[Part of a data file]

----------

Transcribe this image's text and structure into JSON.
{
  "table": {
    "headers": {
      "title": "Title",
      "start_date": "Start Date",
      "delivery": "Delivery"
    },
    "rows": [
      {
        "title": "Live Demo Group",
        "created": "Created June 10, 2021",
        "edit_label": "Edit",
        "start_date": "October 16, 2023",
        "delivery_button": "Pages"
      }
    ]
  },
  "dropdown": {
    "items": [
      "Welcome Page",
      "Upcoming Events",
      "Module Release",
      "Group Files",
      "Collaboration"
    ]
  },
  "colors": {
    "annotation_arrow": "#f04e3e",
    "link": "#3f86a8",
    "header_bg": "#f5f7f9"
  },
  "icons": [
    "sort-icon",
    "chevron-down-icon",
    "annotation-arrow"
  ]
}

----------

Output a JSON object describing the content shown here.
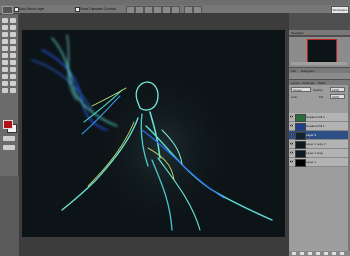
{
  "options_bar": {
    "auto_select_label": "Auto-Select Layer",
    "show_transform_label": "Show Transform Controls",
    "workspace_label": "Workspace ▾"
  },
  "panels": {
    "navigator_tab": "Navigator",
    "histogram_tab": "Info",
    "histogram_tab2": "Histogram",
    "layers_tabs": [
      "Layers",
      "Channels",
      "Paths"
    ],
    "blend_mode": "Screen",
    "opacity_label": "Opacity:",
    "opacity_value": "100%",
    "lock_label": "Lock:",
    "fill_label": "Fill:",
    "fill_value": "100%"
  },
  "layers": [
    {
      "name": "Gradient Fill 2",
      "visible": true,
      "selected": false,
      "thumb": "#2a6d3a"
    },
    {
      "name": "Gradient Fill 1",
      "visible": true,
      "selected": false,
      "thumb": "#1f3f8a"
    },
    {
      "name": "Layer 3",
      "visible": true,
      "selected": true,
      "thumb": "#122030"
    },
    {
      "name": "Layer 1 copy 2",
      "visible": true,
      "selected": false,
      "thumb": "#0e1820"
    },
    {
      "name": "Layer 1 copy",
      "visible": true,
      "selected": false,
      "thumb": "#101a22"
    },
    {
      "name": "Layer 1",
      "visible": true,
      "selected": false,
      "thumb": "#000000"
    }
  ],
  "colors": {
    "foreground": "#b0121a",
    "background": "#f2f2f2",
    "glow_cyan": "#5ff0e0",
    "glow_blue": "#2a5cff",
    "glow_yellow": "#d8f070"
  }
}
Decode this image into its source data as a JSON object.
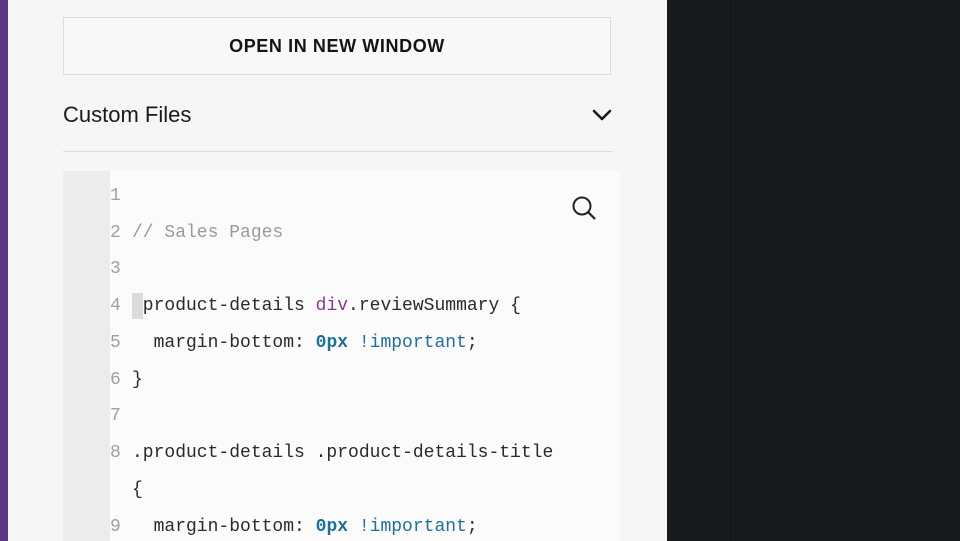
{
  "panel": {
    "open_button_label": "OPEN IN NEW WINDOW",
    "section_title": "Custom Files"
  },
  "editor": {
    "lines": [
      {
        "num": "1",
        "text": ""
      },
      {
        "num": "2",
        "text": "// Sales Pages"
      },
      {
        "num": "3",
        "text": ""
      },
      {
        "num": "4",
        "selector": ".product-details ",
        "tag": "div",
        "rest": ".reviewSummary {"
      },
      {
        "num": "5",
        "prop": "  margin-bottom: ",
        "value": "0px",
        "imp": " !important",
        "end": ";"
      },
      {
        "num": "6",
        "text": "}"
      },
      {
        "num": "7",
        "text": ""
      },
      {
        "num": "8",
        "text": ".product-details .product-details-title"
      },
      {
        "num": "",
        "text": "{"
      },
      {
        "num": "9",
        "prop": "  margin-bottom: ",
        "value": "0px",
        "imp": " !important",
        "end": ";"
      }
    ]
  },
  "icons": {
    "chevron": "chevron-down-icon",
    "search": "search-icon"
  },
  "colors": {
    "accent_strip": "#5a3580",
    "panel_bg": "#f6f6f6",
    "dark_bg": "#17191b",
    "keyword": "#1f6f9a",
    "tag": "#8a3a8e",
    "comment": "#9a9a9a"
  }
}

----------

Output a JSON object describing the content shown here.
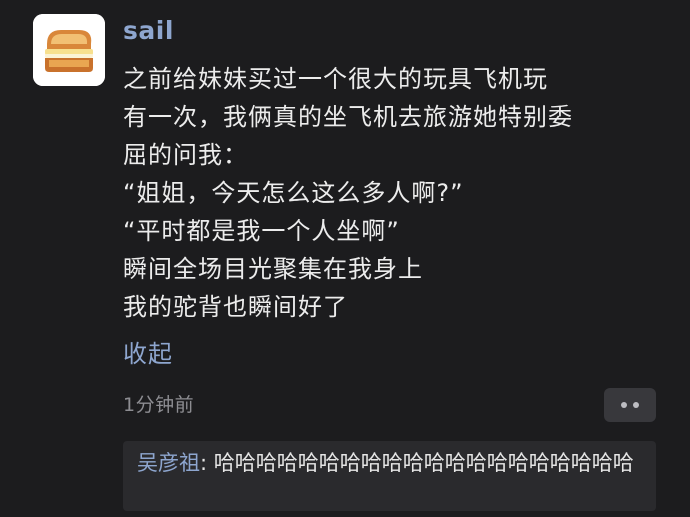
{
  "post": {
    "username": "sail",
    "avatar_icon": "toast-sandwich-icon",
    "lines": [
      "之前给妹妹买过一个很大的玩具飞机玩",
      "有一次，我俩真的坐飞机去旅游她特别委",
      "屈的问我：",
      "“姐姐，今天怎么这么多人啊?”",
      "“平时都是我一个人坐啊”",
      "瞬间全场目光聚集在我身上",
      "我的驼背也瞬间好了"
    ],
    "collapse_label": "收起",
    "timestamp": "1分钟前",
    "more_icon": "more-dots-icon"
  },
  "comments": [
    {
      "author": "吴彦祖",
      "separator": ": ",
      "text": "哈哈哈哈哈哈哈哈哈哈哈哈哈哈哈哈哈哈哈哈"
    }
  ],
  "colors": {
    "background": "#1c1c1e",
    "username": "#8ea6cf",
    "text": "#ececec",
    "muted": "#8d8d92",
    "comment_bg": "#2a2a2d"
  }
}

----------

:: Exercise prompt ::
Lines of the material that contain the word "details" are to be gathered.

:: Exercise output ::
        "selector": ".product-details ",
        "text": ".product-details .product-details-title"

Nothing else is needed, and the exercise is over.